» Provided records
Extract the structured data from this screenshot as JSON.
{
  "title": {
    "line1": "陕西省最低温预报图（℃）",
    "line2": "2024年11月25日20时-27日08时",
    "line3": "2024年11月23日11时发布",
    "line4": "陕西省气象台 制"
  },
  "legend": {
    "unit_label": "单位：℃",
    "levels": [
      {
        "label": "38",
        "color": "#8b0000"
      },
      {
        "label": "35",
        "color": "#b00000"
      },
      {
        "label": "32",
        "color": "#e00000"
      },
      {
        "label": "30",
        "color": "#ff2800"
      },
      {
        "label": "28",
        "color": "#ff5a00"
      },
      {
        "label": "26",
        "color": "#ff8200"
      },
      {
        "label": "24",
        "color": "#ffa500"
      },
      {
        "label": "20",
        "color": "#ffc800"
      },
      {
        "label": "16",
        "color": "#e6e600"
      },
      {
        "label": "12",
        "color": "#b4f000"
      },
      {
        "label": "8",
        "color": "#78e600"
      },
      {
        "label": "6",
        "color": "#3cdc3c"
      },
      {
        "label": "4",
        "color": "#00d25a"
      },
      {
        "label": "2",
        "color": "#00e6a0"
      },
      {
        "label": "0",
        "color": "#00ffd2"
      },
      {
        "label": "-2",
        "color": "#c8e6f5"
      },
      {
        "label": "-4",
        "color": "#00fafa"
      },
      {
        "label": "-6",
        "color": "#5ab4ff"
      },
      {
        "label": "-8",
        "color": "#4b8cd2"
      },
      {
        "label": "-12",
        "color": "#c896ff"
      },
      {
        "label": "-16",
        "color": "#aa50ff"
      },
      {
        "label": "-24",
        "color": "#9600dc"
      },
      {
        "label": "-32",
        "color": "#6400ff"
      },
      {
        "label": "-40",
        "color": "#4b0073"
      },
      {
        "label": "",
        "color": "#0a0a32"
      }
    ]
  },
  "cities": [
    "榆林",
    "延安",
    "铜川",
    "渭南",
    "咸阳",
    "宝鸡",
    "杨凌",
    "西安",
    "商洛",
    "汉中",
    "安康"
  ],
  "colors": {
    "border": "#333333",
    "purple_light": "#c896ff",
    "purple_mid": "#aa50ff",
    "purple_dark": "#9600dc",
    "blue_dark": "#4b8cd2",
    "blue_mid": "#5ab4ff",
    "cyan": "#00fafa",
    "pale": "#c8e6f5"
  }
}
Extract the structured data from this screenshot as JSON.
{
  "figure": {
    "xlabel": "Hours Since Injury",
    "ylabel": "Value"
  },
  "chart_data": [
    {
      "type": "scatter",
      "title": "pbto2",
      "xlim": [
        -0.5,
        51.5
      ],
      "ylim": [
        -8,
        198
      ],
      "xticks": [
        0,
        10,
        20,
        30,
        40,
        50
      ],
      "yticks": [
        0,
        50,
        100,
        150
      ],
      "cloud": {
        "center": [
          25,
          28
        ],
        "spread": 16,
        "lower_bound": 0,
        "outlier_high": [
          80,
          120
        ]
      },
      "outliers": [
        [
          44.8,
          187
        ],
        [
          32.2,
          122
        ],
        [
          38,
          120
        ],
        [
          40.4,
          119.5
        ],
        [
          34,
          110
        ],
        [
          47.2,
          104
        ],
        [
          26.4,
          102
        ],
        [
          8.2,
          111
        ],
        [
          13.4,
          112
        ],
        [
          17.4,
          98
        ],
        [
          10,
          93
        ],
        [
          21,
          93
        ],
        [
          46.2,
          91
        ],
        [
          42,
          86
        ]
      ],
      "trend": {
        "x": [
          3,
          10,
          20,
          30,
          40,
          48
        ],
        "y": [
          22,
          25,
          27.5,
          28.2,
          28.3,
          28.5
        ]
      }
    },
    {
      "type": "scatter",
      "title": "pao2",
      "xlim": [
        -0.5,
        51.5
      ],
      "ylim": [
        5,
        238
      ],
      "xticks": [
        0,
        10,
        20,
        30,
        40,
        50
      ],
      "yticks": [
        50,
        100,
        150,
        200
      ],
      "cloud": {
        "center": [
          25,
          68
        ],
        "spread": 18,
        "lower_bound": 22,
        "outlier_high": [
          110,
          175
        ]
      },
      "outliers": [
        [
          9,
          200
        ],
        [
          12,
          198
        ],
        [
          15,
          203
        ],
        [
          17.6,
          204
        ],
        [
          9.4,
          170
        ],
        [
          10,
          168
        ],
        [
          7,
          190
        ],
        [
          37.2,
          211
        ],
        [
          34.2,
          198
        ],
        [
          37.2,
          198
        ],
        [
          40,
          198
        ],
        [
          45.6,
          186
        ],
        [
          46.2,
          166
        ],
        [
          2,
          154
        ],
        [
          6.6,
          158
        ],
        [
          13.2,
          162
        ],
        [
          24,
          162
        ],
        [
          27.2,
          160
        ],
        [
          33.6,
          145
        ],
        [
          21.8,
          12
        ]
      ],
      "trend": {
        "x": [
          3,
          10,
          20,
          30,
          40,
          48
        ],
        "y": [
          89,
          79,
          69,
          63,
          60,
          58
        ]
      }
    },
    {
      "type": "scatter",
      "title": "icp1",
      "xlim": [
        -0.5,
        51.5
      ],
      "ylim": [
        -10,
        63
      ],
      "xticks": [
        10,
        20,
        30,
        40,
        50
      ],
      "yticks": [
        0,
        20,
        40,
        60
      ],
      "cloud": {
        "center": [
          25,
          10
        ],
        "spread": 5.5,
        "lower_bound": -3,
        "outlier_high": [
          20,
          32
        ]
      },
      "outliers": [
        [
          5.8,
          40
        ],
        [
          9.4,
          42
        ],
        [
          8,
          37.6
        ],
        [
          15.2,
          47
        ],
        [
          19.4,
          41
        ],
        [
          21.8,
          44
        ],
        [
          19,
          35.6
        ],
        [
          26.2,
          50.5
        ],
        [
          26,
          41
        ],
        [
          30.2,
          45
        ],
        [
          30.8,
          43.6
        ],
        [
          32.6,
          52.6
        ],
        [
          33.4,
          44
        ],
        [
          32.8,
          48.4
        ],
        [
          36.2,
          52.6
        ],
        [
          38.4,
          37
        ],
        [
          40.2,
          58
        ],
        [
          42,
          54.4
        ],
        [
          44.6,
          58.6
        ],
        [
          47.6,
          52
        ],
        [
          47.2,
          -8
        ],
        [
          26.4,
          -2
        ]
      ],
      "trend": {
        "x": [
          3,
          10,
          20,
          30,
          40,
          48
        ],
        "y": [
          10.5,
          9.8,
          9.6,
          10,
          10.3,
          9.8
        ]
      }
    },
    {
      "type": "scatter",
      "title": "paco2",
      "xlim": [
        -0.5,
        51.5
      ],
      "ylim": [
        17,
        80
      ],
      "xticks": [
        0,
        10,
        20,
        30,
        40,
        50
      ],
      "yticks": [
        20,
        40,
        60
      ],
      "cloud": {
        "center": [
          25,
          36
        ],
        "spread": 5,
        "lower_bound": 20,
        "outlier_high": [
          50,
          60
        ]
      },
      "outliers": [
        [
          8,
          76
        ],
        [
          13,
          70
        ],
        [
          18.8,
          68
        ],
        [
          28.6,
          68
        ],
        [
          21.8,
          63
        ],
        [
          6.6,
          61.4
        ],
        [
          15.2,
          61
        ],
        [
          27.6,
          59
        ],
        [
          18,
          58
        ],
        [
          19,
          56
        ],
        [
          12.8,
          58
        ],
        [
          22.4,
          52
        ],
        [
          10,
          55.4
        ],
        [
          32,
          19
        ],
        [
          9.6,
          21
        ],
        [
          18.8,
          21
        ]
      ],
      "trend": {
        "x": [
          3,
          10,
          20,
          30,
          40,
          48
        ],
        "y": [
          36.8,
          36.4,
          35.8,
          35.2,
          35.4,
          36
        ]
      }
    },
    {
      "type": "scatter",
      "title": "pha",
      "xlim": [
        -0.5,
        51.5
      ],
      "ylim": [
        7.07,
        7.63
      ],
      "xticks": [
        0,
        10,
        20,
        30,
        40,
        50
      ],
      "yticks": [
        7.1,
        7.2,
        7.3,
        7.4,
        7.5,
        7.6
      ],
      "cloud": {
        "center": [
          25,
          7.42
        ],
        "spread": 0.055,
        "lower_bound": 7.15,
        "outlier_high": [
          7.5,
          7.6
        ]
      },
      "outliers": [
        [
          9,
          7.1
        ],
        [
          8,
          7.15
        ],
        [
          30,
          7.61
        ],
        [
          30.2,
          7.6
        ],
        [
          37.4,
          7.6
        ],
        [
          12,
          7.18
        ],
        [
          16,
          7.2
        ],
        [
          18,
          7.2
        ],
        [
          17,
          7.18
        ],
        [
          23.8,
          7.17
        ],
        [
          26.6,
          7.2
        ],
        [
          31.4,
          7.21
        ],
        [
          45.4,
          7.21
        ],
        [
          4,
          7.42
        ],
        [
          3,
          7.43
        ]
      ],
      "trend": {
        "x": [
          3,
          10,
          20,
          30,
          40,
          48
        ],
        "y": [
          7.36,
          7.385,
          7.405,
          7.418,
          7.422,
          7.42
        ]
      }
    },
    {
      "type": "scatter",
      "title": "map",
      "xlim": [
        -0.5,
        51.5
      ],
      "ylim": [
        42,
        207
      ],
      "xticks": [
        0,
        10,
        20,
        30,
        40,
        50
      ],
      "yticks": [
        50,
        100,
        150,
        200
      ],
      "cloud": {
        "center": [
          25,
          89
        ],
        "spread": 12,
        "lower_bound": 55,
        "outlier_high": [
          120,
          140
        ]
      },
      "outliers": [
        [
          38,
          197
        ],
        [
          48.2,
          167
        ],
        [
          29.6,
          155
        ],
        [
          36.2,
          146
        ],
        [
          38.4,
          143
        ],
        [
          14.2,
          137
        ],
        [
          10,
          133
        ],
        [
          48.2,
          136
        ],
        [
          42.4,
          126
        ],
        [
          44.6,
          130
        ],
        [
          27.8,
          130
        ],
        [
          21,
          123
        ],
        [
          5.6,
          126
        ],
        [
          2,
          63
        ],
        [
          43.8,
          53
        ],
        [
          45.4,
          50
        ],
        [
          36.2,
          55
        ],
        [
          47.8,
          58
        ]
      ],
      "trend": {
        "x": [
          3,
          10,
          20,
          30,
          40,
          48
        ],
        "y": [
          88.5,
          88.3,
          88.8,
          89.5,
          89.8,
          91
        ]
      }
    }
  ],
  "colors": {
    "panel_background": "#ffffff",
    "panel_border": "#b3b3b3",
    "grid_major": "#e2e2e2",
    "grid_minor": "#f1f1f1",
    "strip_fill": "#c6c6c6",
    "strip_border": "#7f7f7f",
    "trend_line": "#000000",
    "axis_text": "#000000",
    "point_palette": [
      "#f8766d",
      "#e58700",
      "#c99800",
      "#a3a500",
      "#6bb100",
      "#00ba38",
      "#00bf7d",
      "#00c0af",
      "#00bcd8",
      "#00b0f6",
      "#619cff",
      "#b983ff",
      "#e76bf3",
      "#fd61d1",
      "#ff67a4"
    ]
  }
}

» What is asked
Copy each line from the records above that includes the string "spread".

» Answer to this exercise
        "spread": 16,
        "spread": 18,
        "spread": 5.5,
        "spread": 5,
        "spread": 0.055,
        "spread": 12,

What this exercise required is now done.